BEGIN LISTED ENTRIES

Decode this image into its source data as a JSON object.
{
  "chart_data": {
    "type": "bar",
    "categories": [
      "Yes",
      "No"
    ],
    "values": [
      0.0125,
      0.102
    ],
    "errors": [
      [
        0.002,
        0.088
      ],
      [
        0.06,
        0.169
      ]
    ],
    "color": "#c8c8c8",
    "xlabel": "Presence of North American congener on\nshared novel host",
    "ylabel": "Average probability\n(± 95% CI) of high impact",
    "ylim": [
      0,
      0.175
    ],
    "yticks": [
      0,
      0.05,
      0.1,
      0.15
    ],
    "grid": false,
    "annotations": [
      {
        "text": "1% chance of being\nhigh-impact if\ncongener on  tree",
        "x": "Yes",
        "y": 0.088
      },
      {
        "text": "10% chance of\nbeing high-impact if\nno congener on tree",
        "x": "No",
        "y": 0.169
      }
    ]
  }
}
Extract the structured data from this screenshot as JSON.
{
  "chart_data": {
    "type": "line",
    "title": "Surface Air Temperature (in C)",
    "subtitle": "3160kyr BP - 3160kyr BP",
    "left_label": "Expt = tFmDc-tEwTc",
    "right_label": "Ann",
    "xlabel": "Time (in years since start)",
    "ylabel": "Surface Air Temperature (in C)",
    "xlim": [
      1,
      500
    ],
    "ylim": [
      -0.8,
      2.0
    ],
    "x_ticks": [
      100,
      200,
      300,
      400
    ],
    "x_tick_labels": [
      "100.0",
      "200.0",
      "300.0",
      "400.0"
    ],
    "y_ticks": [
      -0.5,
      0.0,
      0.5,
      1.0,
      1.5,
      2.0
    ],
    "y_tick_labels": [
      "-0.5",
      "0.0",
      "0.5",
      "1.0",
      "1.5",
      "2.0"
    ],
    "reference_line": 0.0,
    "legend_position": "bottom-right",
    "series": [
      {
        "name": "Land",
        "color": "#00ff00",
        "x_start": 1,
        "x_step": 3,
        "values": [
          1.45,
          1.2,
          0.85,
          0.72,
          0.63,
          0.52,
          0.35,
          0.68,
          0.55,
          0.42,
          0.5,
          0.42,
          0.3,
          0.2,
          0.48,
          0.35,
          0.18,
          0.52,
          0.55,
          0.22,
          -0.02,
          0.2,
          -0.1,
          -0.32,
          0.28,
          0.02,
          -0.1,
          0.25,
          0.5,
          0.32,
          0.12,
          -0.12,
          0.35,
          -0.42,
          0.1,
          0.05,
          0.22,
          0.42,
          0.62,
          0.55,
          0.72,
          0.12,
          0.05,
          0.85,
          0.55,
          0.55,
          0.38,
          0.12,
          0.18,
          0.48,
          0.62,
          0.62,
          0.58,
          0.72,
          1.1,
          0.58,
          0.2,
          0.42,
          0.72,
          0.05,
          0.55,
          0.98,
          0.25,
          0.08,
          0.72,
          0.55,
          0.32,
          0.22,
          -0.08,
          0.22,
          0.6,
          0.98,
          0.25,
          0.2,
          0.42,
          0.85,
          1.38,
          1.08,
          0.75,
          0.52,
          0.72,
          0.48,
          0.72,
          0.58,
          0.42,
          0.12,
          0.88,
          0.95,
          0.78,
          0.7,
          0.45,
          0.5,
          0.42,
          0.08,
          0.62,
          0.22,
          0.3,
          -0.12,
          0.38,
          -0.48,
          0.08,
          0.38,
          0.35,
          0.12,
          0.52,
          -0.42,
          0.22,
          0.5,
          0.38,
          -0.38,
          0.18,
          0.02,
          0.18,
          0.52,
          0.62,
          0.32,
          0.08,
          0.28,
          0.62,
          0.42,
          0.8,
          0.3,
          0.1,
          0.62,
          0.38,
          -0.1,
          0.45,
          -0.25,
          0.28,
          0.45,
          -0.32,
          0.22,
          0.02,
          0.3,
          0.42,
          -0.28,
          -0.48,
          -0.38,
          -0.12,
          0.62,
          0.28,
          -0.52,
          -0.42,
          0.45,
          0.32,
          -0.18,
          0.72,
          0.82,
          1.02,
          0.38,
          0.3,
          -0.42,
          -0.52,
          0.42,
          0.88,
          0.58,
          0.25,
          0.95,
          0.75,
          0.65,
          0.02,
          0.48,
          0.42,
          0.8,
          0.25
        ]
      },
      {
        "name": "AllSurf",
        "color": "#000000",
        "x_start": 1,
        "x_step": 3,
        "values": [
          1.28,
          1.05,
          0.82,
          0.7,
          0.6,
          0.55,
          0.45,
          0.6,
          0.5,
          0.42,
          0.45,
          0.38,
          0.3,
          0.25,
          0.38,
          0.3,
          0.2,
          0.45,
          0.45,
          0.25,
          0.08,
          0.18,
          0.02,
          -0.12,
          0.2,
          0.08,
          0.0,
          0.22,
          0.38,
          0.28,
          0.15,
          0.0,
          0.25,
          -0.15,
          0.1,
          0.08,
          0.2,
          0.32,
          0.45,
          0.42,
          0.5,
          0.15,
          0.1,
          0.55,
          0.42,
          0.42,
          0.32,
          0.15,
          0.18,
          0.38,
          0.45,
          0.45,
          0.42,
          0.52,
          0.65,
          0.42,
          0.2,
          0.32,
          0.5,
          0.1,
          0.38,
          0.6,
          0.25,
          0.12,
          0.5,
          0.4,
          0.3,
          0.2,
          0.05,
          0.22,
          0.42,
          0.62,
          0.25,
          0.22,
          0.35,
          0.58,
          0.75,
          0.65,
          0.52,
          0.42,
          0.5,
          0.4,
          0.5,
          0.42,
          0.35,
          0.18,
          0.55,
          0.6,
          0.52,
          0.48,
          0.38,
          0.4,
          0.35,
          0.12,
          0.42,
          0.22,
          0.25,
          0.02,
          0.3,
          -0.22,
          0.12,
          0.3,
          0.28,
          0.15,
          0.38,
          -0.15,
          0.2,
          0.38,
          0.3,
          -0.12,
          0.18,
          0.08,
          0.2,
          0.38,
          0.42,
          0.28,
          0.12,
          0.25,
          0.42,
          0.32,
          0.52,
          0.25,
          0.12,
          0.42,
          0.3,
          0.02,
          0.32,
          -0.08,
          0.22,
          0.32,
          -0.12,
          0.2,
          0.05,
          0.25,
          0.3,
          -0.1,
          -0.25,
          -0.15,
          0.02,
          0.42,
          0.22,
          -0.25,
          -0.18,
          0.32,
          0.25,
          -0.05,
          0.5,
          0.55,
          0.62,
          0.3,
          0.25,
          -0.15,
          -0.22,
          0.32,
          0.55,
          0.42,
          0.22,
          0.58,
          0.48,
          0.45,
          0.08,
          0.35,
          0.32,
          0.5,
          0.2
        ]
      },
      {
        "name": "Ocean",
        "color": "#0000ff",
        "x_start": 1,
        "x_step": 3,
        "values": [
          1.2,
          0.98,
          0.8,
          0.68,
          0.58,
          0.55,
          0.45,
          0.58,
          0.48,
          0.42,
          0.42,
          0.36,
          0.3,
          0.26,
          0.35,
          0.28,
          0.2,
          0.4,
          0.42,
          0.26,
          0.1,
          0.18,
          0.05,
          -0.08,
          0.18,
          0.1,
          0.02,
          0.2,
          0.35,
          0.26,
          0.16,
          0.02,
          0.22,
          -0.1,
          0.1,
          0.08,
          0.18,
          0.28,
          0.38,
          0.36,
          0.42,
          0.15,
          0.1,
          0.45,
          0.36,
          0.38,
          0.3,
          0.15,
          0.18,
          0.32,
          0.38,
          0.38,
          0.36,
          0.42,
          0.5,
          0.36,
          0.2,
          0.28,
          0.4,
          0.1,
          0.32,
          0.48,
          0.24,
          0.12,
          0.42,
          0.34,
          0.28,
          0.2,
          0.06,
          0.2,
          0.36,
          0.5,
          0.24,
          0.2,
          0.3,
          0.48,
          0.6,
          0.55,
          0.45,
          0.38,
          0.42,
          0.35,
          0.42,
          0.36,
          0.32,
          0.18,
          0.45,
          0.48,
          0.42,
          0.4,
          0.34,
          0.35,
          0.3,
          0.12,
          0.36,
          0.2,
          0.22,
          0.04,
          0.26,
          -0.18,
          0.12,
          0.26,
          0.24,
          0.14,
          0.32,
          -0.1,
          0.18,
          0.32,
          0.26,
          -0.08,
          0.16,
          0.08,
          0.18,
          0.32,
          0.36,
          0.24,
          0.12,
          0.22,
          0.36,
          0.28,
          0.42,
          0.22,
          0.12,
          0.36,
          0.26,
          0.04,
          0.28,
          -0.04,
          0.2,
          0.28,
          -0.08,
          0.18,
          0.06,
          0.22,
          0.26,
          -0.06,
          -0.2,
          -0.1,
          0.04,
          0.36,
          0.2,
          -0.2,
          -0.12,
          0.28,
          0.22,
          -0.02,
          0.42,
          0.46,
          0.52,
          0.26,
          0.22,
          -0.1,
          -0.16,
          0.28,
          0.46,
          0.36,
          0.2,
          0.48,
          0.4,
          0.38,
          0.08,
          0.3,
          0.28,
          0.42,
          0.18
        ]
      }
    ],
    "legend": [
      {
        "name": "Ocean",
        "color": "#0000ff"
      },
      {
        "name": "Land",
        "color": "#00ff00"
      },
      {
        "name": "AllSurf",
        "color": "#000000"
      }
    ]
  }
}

END LISTED ENTRIES

EXERCISE TASK:
Look through the lines above and collect those with the word "color".

ANSWER BELOW:
    "color": "#c8c8c8",
        "color": "#00ff00",
        "color": "#000000",
        "color": "#0000ff",
        "color": "#0000ff"
        "color": "#00ff00"
        "color": "#000000"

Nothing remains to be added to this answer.